START Records supplied

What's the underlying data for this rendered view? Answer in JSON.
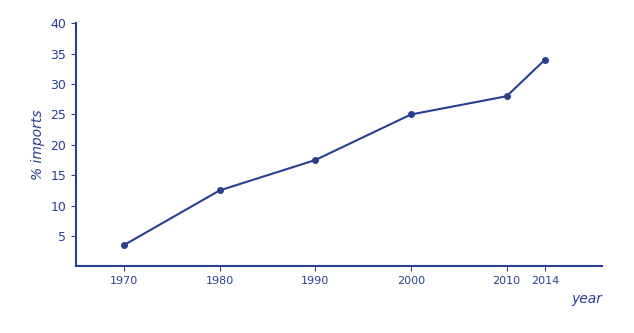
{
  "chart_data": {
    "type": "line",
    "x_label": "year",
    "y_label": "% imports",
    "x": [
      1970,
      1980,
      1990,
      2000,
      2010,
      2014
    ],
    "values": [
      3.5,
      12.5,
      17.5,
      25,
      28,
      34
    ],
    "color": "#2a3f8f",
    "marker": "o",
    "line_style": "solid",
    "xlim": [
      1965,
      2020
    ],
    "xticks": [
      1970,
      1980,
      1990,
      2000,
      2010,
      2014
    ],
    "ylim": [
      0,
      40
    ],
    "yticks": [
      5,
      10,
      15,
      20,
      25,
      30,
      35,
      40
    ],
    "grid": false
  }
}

END Records supplied

* Set task *
Will you restate every entry word for word and omit the images?

* Response to the task *
What's the underlying data for this rendered view? Answer in JSON.
{
  "chart_data": {
    "type": "line",
    "x_label": "year",
    "y_label": "% imports",
    "x": [
      1970,
      1980,
      1990,
      2000,
      2010,
      2014
    ],
    "values": [
      3.5,
      12.5,
      17.5,
      25,
      28,
      34
    ],
    "color": "#2a3f8f",
    "marker": "o",
    "line_style": "solid",
    "xlim": [
      1965,
      2020
    ],
    "xticks": [
      1970,
      1980,
      1990,
      2000,
      2010,
      2014
    ],
    "ylim": [
      0,
      40
    ],
    "yticks": [
      5,
      10,
      15,
      20,
      25,
      30,
      35,
      40
    ],
    "grid": false
  }
}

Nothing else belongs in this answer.